## The request
Print the listing below exactly.

## The records
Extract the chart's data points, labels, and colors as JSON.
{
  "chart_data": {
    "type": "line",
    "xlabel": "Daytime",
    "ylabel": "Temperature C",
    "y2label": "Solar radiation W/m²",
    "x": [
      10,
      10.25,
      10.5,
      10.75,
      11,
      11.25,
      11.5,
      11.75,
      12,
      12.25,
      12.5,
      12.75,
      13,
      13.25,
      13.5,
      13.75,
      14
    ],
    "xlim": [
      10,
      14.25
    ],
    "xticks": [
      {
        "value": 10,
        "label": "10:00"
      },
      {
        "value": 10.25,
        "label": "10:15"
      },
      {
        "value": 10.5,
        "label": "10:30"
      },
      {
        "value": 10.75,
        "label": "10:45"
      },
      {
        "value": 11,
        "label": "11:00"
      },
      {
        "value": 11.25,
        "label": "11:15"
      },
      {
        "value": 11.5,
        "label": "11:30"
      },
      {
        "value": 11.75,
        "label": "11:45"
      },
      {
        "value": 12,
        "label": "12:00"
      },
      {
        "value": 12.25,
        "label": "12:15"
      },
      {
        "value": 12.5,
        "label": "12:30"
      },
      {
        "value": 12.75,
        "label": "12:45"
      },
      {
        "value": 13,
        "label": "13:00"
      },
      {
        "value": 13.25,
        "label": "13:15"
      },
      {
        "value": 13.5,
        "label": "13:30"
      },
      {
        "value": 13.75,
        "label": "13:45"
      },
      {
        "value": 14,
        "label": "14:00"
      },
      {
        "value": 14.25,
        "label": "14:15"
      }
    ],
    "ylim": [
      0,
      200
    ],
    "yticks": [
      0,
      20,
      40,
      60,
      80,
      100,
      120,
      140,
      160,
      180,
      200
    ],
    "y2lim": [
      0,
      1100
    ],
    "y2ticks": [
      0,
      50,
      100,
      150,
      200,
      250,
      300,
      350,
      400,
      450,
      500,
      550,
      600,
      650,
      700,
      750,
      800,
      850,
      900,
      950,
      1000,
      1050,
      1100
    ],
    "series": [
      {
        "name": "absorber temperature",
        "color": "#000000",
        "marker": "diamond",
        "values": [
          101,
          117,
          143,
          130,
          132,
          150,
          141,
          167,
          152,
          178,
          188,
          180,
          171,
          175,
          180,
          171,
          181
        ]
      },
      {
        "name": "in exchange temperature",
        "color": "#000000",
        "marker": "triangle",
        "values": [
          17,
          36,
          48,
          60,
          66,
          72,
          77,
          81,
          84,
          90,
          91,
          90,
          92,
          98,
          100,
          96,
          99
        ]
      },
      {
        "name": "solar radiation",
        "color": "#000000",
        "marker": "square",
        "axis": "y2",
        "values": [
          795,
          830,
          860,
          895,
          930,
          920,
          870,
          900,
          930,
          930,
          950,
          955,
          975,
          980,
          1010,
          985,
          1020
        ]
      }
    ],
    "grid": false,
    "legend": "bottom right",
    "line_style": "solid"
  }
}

## Result of this task
Extract the chart's data points, labels, and colors as JSON.
{
  "chart_data": {
    "type": "line",
    "xlabel": "Daytime",
    "ylabel": "Temperature C",
    "y2label": "Solar radiation W/m²",
    "x": [
      10,
      10.25,
      10.5,
      10.75,
      11,
      11.25,
      11.5,
      11.75,
      12,
      12.25,
      12.5,
      12.75,
      13,
      13.25,
      13.5,
      13.75,
      14
    ],
    "xlim": [
      10,
      14.25
    ],
    "xticks": [
      {
        "value": 10,
        "label": "10:00"
      },
      {
        "value": 10.25,
        "label": "10:15"
      },
      {
        "value": 10.5,
        "label": "10:30"
      },
      {
        "value": 10.75,
        "label": "10:45"
      },
      {
        "value": 11,
        "label": "11:00"
      },
      {
        "value": 11.25,
        "label": "11:15"
      },
      {
        "value": 11.5,
        "label": "11:30"
      },
      {
        "value": 11.75,
        "label": "11:45"
      },
      {
        "value": 12,
        "label": "12:00"
      },
      {
        "value": 12.25,
        "label": "12:15"
      },
      {
        "value": 12.5,
        "label": "12:30"
      },
      {
        "value": 12.75,
        "label": "12:45"
      },
      {
        "value": 13,
        "label": "13:00"
      },
      {
        "value": 13.25,
        "label": "13:15"
      },
      {
        "value": 13.5,
        "label": "13:30"
      },
      {
        "value": 13.75,
        "label": "13:45"
      },
      {
        "value": 14,
        "label": "14:00"
      },
      {
        "value": 14.25,
        "label": "14:15"
      }
    ],
    "ylim": [
      0,
      200
    ],
    "yticks": [
      0,
      20,
      40,
      60,
      80,
      100,
      120,
      140,
      160,
      180,
      200
    ],
    "y2lim": [
      0,
      1100
    ],
    "y2ticks": [
      0,
      50,
      100,
      150,
      200,
      250,
      300,
      350,
      400,
      450,
      500,
      550,
      600,
      650,
      700,
      750,
      800,
      850,
      900,
      950,
      1000,
      1050,
      1100
    ],
    "series": [
      {
        "name": "absorber temperature",
        "color": "#000000",
        "marker": "diamond",
        "values": [
          101,
          117,
          143,
          130,
          132,
          150,
          141,
          167,
          152,
          178,
          188,
          180,
          171,
          175,
          180,
          171,
          181
        ]
      },
      {
        "name": "in exchange temperature",
        "color": "#000000",
        "marker": "triangle",
        "values": [
          17,
          36,
          48,
          60,
          66,
          72,
          77,
          81,
          84,
          90,
          91,
          90,
          92,
          98,
          100,
          96,
          99
        ]
      },
      {
        "name": "solar radiation",
        "color": "#000000",
        "marker": "square",
        "axis": "y2",
        "values": [
          795,
          830,
          860,
          895,
          930,
          920,
          870,
          900,
          930,
          930,
          950,
          955,
          975,
          980,
          1010,
          985,
          1020
        ]
      }
    ],
    "grid": false,
    "legend": "bottom right",
    "line_style": "solid"
  }
}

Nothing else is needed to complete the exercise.